* WRITTEN PROBLEM
Read the data and repeat it in full, exactly.

* START DATA FOR THIS EXERCISE *

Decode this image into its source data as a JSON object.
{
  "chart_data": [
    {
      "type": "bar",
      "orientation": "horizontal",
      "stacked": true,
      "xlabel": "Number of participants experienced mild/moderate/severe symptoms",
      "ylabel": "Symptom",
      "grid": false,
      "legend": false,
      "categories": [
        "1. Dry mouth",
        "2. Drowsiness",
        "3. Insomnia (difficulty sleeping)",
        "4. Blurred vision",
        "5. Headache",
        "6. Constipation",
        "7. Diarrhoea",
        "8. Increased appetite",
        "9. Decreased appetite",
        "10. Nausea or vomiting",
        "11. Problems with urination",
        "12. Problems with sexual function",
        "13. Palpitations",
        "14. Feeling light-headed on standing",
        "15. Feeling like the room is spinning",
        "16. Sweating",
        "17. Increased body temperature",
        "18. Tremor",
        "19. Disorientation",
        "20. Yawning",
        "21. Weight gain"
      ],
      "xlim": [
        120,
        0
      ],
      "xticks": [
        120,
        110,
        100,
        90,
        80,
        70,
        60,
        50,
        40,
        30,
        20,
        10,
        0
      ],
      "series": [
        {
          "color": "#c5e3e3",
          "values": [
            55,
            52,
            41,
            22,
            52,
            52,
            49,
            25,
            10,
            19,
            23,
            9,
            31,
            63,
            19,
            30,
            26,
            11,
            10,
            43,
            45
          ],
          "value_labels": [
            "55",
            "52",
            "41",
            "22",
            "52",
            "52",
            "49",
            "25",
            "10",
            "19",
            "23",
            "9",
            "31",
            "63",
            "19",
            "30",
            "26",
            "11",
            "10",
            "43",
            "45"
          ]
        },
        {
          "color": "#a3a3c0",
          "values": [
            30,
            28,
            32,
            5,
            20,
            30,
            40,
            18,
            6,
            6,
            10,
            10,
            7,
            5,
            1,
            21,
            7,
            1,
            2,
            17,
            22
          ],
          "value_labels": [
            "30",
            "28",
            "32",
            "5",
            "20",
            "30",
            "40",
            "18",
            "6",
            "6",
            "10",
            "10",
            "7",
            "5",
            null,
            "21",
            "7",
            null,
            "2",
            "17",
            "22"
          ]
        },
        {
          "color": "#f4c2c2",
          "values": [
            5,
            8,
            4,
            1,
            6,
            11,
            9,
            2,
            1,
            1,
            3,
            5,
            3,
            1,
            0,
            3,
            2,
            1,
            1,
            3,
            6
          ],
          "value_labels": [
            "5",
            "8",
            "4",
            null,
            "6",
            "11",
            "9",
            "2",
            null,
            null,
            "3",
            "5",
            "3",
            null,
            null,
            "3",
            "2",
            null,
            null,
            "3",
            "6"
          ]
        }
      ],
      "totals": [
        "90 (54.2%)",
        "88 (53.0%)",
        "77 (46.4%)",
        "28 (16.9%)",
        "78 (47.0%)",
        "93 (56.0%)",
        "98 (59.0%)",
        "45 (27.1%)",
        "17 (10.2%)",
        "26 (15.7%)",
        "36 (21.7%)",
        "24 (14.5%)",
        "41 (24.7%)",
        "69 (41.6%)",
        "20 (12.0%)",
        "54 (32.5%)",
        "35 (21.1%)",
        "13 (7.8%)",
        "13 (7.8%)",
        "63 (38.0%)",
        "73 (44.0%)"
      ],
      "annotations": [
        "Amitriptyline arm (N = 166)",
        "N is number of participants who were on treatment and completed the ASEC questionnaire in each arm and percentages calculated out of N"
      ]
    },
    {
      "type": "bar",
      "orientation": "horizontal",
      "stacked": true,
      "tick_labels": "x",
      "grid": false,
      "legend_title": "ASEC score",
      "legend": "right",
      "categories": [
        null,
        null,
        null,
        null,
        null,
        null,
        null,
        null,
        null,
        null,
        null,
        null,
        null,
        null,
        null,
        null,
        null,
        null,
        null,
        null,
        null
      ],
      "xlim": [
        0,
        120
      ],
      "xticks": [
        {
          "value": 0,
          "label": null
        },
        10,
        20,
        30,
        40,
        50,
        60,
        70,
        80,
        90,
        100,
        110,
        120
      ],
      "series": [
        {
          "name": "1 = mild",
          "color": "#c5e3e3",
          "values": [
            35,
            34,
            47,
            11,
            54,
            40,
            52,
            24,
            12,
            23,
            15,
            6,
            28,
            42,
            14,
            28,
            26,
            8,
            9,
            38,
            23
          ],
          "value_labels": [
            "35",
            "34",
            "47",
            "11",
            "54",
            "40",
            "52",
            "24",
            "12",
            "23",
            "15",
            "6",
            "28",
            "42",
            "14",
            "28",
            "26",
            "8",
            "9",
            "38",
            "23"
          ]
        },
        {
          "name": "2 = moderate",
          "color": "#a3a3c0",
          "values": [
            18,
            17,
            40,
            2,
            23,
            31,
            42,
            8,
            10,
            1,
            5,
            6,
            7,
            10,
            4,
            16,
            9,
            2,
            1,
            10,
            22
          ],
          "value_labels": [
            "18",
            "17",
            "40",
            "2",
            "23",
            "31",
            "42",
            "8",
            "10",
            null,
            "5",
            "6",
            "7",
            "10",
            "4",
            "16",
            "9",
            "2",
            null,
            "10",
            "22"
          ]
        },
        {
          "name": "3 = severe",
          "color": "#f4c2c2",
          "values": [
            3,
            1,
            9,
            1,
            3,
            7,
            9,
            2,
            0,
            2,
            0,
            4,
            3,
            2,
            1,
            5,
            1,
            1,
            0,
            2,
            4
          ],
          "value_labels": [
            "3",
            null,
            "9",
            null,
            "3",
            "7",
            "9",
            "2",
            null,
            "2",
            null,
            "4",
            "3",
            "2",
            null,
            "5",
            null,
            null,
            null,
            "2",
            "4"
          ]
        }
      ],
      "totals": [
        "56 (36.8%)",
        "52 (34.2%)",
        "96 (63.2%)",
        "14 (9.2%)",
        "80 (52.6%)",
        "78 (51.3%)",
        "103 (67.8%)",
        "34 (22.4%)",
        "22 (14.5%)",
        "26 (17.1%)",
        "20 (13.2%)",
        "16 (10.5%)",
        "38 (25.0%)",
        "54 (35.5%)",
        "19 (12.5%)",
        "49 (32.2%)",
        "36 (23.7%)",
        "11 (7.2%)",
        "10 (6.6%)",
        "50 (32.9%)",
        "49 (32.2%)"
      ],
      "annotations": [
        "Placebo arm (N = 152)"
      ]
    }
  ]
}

* END DATA FOR THIS EXERCISE *

* CORRECT ANSWER
Decode this image into its source data as a JSON object.
{
  "chart_data": [
    {
      "type": "bar",
      "orientation": "horizontal",
      "stacked": true,
      "xlabel": "Number of participants experienced mild/moderate/severe symptoms",
      "ylabel": "Symptom",
      "grid": false,
      "legend": false,
      "categories": [
        "1. Dry mouth",
        "2. Drowsiness",
        "3. Insomnia (difficulty sleeping)",
        "4. Blurred vision",
        "5. Headache",
        "6. Constipation",
        "7. Diarrhoea",
        "8. Increased appetite",
        "9. Decreased appetite",
        "10. Nausea or vomiting",
        "11. Problems with urination",
        "12. Problems with sexual function",
        "13. Palpitations",
        "14. Feeling light-headed on standing",
        "15. Feeling like the room is spinning",
        "16. Sweating",
        "17. Increased body temperature",
        "18. Tremor",
        "19. Disorientation",
        "20. Yawning",
        "21. Weight gain"
      ],
      "xlim": [
        120,
        0
      ],
      "xticks": [
        120,
        110,
        100,
        90,
        80,
        70,
        60,
        50,
        40,
        30,
        20,
        10,
        0
      ],
      "series": [
        {
          "color": "#c5e3e3",
          "values": [
            55,
            52,
            41,
            22,
            52,
            52,
            49,
            25,
            10,
            19,
            23,
            9,
            31,
            63,
            19,
            30,
            26,
            11,
            10,
            43,
            45
          ],
          "value_labels": [
            "55",
            "52",
            "41",
            "22",
            "52",
            "52",
            "49",
            "25",
            "10",
            "19",
            "23",
            "9",
            "31",
            "63",
            "19",
            "30",
            "26",
            "11",
            "10",
            "43",
            "45"
          ]
        },
        {
          "color": "#a3a3c0",
          "values": [
            30,
            28,
            32,
            5,
            20,
            30,
            40,
            18,
            6,
            6,
            10,
            10,
            7,
            5,
            1,
            21,
            7,
            1,
            2,
            17,
            22
          ],
          "value_labels": [
            "30",
            "28",
            "32",
            "5",
            "20",
            "30",
            "40",
            "18",
            "6",
            "6",
            "10",
            "10",
            "7",
            "5",
            null,
            "21",
            "7",
            null,
            "2",
            "17",
            "22"
          ]
        },
        {
          "color": "#f4c2c2",
          "values": [
            5,
            8,
            4,
            1,
            6,
            11,
            9,
            2,
            1,
            1,
            3,
            5,
            3,
            1,
            0,
            3,
            2,
            1,
            1,
            3,
            6
          ],
          "value_labels": [
            "5",
            "8",
            "4",
            null,
            "6",
            "11",
            "9",
            "2",
            null,
            null,
            "3",
            "5",
            "3",
            null,
            null,
            "3",
            "2",
            null,
            null,
            "3",
            "6"
          ]
        }
      ],
      "totals": [
        "90 (54.2%)",
        "88 (53.0%)",
        "77 (46.4%)",
        "28 (16.9%)",
        "78 (47.0%)",
        "93 (56.0%)",
        "98 (59.0%)",
        "45 (27.1%)",
        "17 (10.2%)",
        "26 (15.7%)",
        "36 (21.7%)",
        "24 (14.5%)",
        "41 (24.7%)",
        "69 (41.6%)",
        "20 (12.0%)",
        "54 (32.5%)",
        "35 (21.1%)",
        "13 (7.8%)",
        "13 (7.8%)",
        "63 (38.0%)",
        "73 (44.0%)"
      ],
      "annotations": [
        "Amitriptyline arm (N = 166)",
        "N is number of participants who were on treatment and completed the ASEC questionnaire in each arm and percentages calculated out of N"
      ]
    },
    {
      "type": "bar",
      "orientation": "horizontal",
      "stacked": true,
      "tick_labels": "x",
      "grid": false,
      "legend_title": "ASEC score",
      "legend": "right",
      "categories": [
        null,
        null,
        null,
        null,
        null,
        null,
        null,
        null,
        null,
        null,
        null,
        null,
        null,
        null,
        null,
        null,
        null,
        null,
        null,
        null,
        null
      ],
      "xlim": [
        0,
        120
      ],
      "xticks": [
        {
          "value": 0,
          "label": null
        },
        10,
        20,
        30,
        40,
        50,
        60,
        70,
        80,
        90,
        100,
        110,
        120
      ],
      "series": [
        {
          "name": "1 = mild",
          "color": "#c5e3e3",
          "values": [
            35,
            34,
            47,
            11,
            54,
            40,
            52,
            24,
            12,
            23,
            15,
            6,
            28,
            42,
            14,
            28,
            26,
            8,
            9,
            38,
            23
          ],
          "value_labels": [
            "35",
            "34",
            "47",
            "11",
            "54",
            "40",
            "52",
            "24",
            "12",
            "23",
            "15",
            "6",
            "28",
            "42",
            "14",
            "28",
            "26",
            "8",
            "9",
            "38",
            "23"
          ]
        },
        {
          "name": "2 = moderate",
          "color": "#a3a3c0",
          "values": [
            18,
            17,
            40,
            2,
            23,
            31,
            42,
            8,
            10,
            1,
            5,
            6,
            7,
            10,
            4,
            16,
            9,
            2,
            1,
            10,
            22
          ],
          "value_labels": [
            "18",
            "17",
            "40",
            "2",
            "23",
            "31",
            "42",
            "8",
            "10",
            null,
            "5",
            "6",
            "7",
            "10",
            "4",
            "16",
            "9",
            "2",
            null,
            "10",
            "22"
          ]
        },
        {
          "name": "3 = severe",
          "color": "#f4c2c2",
          "values": [
            3,
            1,
            9,
            1,
            3,
            7,
            9,
            2,
            0,
            2,
            0,
            4,
            3,
            2,
            1,
            5,
            1,
            1,
            0,
            2,
            4
          ],
          "value_labels": [
            "3",
            null,
            "9",
            null,
            "3",
            "7",
            "9",
            "2",
            null,
            "2",
            null,
            "4",
            "3",
            "2",
            null,
            "5",
            null,
            null,
            null,
            "2",
            "4"
          ]
        }
      ],
      "totals": [
        "56 (36.8%)",
        "52 (34.2%)",
        "96 (63.2%)",
        "14 (9.2%)",
        "80 (52.6%)",
        "78 (51.3%)",
        "103 (67.8%)",
        "34 (22.4%)",
        "22 (14.5%)",
        "26 (17.1%)",
        "20 (13.2%)",
        "16 (10.5%)",
        "38 (25.0%)",
        "54 (35.5%)",
        "19 (12.5%)",
        "49 (32.2%)",
        "36 (23.7%)",
        "11 (7.2%)",
        "10 (6.6%)",
        "50 (32.9%)",
        "49 (32.2%)"
      ],
      "annotations": [
        "Placebo arm (N = 152)"
      ]
    }
  ]
}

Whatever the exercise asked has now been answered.